# Task:
Only the pictures stay out; every record is to be quoted exactly.

Recorded data:
## start

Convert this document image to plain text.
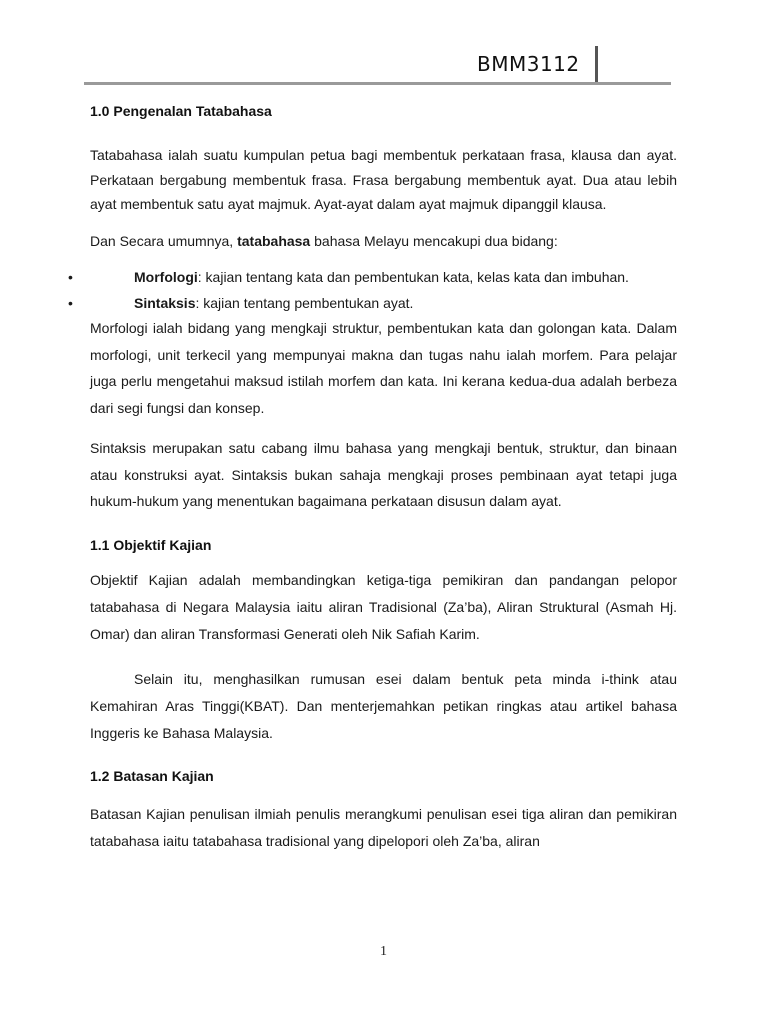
BMM3112
1.0 Pengenalan Tatabahasa

Tatabahasa ialah suatu kumpulan petua bagi membentuk perkataan frasa, klausa dan ayat. Perkataan bergabung membentuk frasa. Frasa bergabung membentuk ayat. Dua atau lebih ayat membentuk satu ayat majmuk. Ayat-ayat dalam ayat majmuk dipanggil klausa.

Dan Secara umumnya, tatabahasa bahasa Melayu mencakupi dua bidang:

•	Morfologi: kajian tentang kata dan pembentukan kata, kelas kata dan imbuhan.
•	Sintaksis: kajian tentang pembentukan ayat.

Morfologi ialah bidang yang mengkaji struktur, pembentukan kata dan golongan kata. Dalam morfologi, unit terkecil yang mempunyai makna dan tugas nahu ialah morfem. Para pelajar juga perlu mengetahui maksud istilah morfem dan kata. Ini kerana kedua-dua adalah berbeza dari segi fungsi dan konsep.

Sintaksis merupakan satu cabang ilmu bahasa yang mengkaji bentuk, struktur, dan binaan atau konstruksi ayat. Sintaksis bukan sahaja mengkaji proses pembinaan ayat tetapi juga hukum-hukum yang menentukan bagaimana perkataan disusun dalam ayat.

1.1 Objektif Kajian

Objektif Kajian adalah membandingkan ketiga-tiga pemikiran dan pandangan pelopor tatabahasa di Negara Malaysia iaitu aliran Tradisional (Za’ba), Aliran Struktural (Asmah Hj. Omar) dan aliran Transformasi Generati oleh Nik Safiah Karim.

Selain itu, menghasilkan rumusan esei dalam bentuk peta minda i-think atau Kemahiran Aras Tinggi(KBAT). Dan menterjemahkan petikan ringkas atau artikel bahasa Inggeris ke Bahasa Malaysia.

1.2 Batasan Kajian

Batasan Kajian penulisan ilmiah penulis merangkumi penulisan esei tiga aliran dan pemikiran tatabahasa iaitu tatabahasa tradisional yang dipelopori oleh Za’ba, aliran

1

## end

# Result of the exercise:
Convert this document image to plain text.
BMM3112
1.0 Pengenalan Tatabahasa

Tatabahasa ialah suatu kumpulan petua bagi membentuk perkataan frasa, klausa dan ayat. Perkataan bergabung membentuk frasa. Frasa bergabung membentuk ayat. Dua atau lebih ayat membentuk satu ayat majmuk. Ayat-ayat dalam ayat majmuk dipanggil klausa.

Dan Secara umumnya, tatabahasa bahasa Melayu mencakupi dua bidang:

•	Morfologi: kajian tentang kata dan pembentukan kata, kelas kata dan imbuhan.
•	Sintaksis: kajian tentang pembentukan ayat.

Morfologi ialah bidang yang mengkaji struktur, pembentukan kata dan golongan kata. Dalam morfologi, unit terkecil yang mempunyai makna dan tugas nahu ialah morfem. Para pelajar juga perlu mengetahui maksud istilah morfem dan kata. Ini kerana kedua-dua adalah berbeza dari segi fungsi dan konsep.

Sintaksis merupakan satu cabang ilmu bahasa yang mengkaji bentuk, struktur, dan binaan atau konstruksi ayat. Sintaksis bukan sahaja mengkaji proses pembinaan ayat tetapi juga hukum-hukum yang menentukan bagaimana perkataan disusun dalam ayat.

1.1 Objektif Kajian

Objektif Kajian adalah membandingkan ketiga-tiga pemikiran dan pandangan pelopor tatabahasa di Negara Malaysia iaitu aliran Tradisional (Za’ba), Aliran Struktural (Asmah Hj. Omar) dan aliran Transformasi Generati oleh Nik Safiah Karim.

Selain itu, menghasilkan rumusan esei dalam bentuk peta minda i-think atau Kemahiran Aras Tinggi(KBAT). Dan menterjemahkan petikan ringkas atau artikel bahasa Inggeris ke Bahasa Malaysia.

1.2 Batasan Kajian

Batasan Kajian penulisan ilmiah penulis merangkumi penulisan esei tiga aliran dan pemikiran tatabahasa iaitu tatabahasa tradisional yang dipelopori oleh Za’ba, aliran

1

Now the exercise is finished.